§ **Instruction**: From the listing below, select every line where the word "Morocco" appears.

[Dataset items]
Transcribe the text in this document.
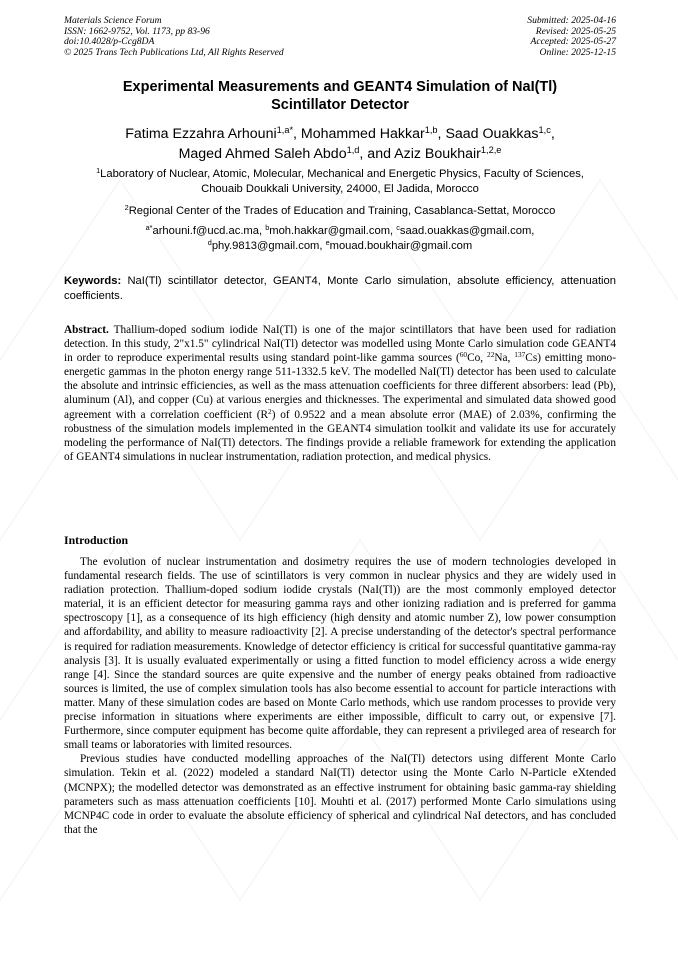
Materials Science Forum
ISSN: 1662-9752, Vol. 1173, pp 83-96
doi:10.4028/p-Ccg8DA
© 2025 Trans Tech Publications Ltd, All Rights Reserved
Submitted: 2025-04-16
Revised: 2025-05-25
Accepted: 2025-05-27
Online: 2025-12-15
Experimental Measurements and GEANT4 Simulation of NaI(Tl)
Scintillator Detector
Fatima Ezzahra Arhouni$^{1,a*}$, Mohammed Hakkar$^{1,b}$, Saad Ouakkas$^{1,c}$,
Maged Ahmed Saleh Abdo$^{1,d}$, and Aziz Boukhair$^{1,2,e}$
$^1$Laboratory of Nuclear, Atomic, Molecular, Mechanical and Energetic Physics, Faculty of Sciences,
Chouaib Doukkali University, 24000, El Jadida, Morocco
$^2$Regional Center of the Trades of Education and Training, Casablanca-Settat, Morocco
$^{a*}$arhouni.f@ucd.ac.ma, $^b$moh.hakkar@gmail.com, $^c$saad.ouakkas@gmail.com,
$^d$phy.9813@gmail.com, $^e$mouad.boukhair@gmail.com
Keywords: NaI(Tl) scintillator detector, GEANT4, Monte Carlo simulation, absolute efficiency, attenuation coefficients.
Abstract. Thallium-doped sodium iodide NaI(Tl) is one of the major scintillators that have been used for radiation detection. In this study, 2"x1.5" cylindrical NaI(Tl) detector was modelled using Monte Carlo simulation code GEANT4 in order to reproduce experimental results using standard point-like gamma sources ($^{60}$Co, $^{22}$Na, $^{137}$Cs) emitting mono-energetic gammas in the photon energy range 511-1332.5 keV. The modelled NaI(Tl) detector has been used to calculate the absolute and intrinsic efficiencies, as well as the mass attenuation coefficients for three different absorbers: lead (Pb), aluminum (Al), and copper (Cu) at various energies and thicknesses. The experimental and simulated data showed good agreement with a correlation coefficient $(R^2)$ of 0.9522 and a mean absolute error (MAE) of 2.03%, confirming the robustness of the simulation models implemented in the GEANT4 simulation toolkit and validate its use for accurately modeling the performance of NaI(Tl) detectors. The findings provide a reliable framework for extending the application of GEANT4 simulations in nuclear instrumentation, radiation protection, and medical physics.
Introduction

The evolution of nuclear instrumentation and dosimetry requires the use of modern technologies developed in fundamental research fields. The use of scintillators is very common in nuclear physics and they are widely used in radiation protection. Thallium-doped sodium iodide crystals (NaI(Tl)) are the most commonly employed detector material, it is an efficient detector for measuring gamma rays and other ionizing radiation and is preferred for gamma spectroscopy [1], as a consequence of its high efficiency (high density and atomic number Z), low power consumption and affordability, and ability to measure radioactivity [2]. A precise understanding of the detector's spectral performance is required for radiation measurements. Knowledge of detector efficiency is critical for successful quantitative gamma-ray analysis [3]. It is usually evaluated experimentally or using a fitted function to model efficiency across a wide energy range [4]. Since the standard sources are quite expensive and the number of energy peaks obtained from radioactive sources is limited, the use of complex simulation tools has also become essential to account for particle interactions with matter. Many of these simulation codes are based on Monte Carlo methods, which use random processes to provide very precise information in situations where experiments are either impossible, difficult to carry out, or expensive [7]. Furthermore, since computer equipment has become quite affordable, they can represent a privileged area of research for small teams or laboratories with limited resources.

Previous studies have conducted modelling approaches of the NaI(Tl) detectors using different Monte Carlo simulation. Tekin et al. (2022) modeled a standard NaI(Tl) detector using the Monte Carlo N-Particle eXtended (MCNPX); the modelled detector was demonstrated as an effective instrument for obtaining basic gamma-ray shielding parameters such as mass attenuation coefficients [10]. Mouhti et al. (2017) performed Monte Carlo simulations using MCNP4C code in order to evaluate the absolute efficiency of spherical and cylindrical NaI detectors, and has concluded that the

§ **Completed exercise**:
Chouaib Doukkali University, 24000, El Jadida, Morocco
$^2$Regional Center of the Trades of Education and Training, Casablanca-Settat, Morocco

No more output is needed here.